BEGIN PROVIDED DATA

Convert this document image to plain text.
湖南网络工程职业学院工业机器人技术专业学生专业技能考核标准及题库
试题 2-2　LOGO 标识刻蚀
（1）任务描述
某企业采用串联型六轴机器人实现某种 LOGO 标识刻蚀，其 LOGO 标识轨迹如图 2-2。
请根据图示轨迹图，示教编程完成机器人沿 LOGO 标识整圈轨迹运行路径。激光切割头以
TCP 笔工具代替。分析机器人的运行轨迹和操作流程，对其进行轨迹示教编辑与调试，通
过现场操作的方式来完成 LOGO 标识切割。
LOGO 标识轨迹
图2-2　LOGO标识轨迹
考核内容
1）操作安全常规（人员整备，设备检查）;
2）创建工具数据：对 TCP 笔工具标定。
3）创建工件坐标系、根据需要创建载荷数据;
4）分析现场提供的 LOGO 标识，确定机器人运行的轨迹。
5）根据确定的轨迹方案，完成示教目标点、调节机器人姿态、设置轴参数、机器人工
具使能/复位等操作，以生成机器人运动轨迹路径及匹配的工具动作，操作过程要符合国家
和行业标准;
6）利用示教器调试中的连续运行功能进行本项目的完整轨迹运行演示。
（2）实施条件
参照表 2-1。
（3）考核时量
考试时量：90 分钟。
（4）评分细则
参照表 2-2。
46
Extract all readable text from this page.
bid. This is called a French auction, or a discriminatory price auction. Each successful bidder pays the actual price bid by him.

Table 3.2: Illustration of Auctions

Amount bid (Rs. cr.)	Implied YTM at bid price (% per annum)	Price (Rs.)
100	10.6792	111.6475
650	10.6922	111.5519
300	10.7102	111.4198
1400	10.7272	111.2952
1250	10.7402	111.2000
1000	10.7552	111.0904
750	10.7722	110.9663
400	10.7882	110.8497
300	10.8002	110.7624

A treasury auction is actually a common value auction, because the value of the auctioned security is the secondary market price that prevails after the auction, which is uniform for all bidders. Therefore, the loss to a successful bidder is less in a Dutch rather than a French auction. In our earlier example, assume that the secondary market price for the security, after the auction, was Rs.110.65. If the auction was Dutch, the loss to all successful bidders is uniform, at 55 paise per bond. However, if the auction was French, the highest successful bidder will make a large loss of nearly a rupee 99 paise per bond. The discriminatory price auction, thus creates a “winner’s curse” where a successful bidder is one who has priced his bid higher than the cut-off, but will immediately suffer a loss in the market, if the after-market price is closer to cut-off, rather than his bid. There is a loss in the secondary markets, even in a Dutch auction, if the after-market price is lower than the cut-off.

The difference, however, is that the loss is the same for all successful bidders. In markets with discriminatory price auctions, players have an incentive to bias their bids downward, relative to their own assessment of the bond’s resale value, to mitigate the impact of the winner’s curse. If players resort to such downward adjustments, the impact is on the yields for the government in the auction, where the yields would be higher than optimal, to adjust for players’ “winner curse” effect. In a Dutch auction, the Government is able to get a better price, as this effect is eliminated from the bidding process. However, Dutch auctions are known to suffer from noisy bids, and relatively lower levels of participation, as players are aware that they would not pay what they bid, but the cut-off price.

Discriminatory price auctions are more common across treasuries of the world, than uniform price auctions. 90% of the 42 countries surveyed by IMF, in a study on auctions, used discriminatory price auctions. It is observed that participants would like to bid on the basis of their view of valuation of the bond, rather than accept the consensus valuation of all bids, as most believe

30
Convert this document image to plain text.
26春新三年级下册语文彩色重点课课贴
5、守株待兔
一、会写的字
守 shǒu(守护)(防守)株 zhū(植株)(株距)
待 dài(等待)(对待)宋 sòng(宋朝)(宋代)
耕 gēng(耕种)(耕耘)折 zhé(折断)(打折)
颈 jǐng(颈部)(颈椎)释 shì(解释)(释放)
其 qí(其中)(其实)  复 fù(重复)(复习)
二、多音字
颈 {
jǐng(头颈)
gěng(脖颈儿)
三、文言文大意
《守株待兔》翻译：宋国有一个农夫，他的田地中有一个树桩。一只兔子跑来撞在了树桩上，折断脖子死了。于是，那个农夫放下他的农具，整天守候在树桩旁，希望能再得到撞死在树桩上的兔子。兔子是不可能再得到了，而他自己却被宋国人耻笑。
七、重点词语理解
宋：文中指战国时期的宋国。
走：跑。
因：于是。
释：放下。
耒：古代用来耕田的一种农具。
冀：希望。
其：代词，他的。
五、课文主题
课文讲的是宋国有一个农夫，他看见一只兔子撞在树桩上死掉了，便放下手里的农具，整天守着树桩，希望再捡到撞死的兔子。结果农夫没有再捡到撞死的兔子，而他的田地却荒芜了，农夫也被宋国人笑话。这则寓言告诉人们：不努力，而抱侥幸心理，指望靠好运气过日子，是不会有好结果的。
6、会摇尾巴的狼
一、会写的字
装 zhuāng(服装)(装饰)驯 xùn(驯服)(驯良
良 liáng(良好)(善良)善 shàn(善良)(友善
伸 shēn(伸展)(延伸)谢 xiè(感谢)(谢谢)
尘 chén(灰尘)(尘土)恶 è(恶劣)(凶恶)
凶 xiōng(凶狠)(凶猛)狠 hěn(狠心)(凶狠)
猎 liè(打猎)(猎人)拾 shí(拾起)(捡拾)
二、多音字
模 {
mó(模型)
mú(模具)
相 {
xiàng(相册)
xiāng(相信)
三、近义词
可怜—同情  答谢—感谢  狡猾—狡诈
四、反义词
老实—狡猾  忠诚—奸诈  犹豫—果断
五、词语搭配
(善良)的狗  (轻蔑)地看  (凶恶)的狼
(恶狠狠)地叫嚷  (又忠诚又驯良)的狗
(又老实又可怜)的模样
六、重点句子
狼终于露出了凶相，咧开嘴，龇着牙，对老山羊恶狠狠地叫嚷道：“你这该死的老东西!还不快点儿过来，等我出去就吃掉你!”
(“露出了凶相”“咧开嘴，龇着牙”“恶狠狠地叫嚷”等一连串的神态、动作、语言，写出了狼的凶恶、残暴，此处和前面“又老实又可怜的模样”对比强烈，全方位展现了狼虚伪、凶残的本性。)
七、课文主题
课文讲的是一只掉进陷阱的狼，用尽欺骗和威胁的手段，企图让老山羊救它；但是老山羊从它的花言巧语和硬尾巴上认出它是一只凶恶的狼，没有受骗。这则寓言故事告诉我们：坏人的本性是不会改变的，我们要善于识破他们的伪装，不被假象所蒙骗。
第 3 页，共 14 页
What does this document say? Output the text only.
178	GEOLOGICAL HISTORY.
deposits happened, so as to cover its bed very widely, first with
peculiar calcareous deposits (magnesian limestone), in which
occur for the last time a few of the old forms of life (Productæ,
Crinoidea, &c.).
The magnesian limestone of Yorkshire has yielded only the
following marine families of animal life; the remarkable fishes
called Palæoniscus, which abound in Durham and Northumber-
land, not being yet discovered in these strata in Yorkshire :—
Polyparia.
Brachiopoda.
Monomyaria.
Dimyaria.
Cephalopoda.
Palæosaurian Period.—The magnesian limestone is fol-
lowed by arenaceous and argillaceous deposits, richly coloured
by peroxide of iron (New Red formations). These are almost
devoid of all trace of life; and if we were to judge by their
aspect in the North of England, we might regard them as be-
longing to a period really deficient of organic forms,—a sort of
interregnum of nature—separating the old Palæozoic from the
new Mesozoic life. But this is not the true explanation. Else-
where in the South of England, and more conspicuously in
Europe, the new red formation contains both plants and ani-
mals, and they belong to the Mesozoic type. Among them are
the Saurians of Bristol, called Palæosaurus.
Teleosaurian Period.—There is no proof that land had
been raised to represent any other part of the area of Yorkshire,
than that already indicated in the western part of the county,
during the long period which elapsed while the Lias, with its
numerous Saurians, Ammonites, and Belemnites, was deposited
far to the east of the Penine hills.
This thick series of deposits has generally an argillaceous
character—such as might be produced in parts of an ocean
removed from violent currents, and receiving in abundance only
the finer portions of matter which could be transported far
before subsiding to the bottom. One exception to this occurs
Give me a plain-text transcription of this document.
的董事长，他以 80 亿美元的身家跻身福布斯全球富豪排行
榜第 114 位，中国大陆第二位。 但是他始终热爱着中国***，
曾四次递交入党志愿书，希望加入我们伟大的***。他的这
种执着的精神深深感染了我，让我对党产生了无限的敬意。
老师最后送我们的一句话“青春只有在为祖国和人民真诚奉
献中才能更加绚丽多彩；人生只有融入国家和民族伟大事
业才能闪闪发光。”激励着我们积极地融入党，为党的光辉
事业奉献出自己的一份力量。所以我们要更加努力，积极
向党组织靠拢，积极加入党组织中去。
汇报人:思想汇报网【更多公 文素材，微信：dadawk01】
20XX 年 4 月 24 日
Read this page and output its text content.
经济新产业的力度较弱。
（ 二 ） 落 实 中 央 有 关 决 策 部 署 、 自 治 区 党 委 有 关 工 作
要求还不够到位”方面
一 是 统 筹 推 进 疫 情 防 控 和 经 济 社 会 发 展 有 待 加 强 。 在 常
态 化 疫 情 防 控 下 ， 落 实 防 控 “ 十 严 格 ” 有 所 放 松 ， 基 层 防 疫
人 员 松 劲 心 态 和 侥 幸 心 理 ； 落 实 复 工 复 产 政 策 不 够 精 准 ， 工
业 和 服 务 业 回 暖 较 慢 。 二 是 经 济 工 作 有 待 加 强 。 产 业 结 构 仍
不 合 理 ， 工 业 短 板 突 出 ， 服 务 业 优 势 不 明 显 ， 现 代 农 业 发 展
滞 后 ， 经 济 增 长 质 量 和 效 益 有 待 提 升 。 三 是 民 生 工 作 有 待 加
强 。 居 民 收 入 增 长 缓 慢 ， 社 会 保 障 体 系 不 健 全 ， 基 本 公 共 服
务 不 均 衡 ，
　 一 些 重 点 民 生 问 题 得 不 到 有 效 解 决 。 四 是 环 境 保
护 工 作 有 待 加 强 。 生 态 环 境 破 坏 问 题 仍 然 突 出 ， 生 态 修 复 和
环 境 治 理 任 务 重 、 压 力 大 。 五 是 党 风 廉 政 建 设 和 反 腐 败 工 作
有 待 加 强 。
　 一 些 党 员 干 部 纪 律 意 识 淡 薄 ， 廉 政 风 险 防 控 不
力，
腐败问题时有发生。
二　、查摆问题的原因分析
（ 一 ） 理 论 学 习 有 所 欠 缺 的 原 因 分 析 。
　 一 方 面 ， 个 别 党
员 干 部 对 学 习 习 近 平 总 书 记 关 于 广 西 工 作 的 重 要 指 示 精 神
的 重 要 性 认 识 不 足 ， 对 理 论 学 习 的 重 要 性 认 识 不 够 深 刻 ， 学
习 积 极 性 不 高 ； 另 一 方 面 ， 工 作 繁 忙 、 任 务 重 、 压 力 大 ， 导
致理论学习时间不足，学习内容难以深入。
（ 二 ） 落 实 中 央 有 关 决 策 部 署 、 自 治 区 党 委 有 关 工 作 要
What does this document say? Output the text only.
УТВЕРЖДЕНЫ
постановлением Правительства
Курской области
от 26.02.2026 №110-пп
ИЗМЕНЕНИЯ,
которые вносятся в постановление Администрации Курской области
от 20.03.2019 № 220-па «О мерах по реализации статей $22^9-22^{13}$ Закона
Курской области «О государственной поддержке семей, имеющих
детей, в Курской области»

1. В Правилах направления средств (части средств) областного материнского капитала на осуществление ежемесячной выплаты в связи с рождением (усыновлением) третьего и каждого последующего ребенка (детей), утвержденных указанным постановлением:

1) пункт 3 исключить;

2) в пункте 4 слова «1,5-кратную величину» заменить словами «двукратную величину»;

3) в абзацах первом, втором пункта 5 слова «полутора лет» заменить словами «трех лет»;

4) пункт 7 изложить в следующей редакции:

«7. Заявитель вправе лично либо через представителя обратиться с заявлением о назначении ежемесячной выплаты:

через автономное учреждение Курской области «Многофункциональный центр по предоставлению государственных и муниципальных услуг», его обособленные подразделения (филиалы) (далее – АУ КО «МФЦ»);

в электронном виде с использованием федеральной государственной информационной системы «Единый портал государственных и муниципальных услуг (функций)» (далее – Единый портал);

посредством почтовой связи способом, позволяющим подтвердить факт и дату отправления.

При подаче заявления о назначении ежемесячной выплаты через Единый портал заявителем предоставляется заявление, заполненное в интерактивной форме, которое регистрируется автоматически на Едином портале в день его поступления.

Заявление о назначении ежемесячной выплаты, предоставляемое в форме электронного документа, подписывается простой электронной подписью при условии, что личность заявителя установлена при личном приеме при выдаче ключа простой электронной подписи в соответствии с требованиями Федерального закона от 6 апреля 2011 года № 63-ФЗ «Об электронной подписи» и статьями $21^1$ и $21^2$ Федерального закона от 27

END PROVIDED DATA

YOUR TASK:
Each line above that holds the string "them" should be copied and shown.

FINAL ANSWER:
aspect in the North of England, we might regard them as be-
mals, and they belong to the Mesozoic type. Among them are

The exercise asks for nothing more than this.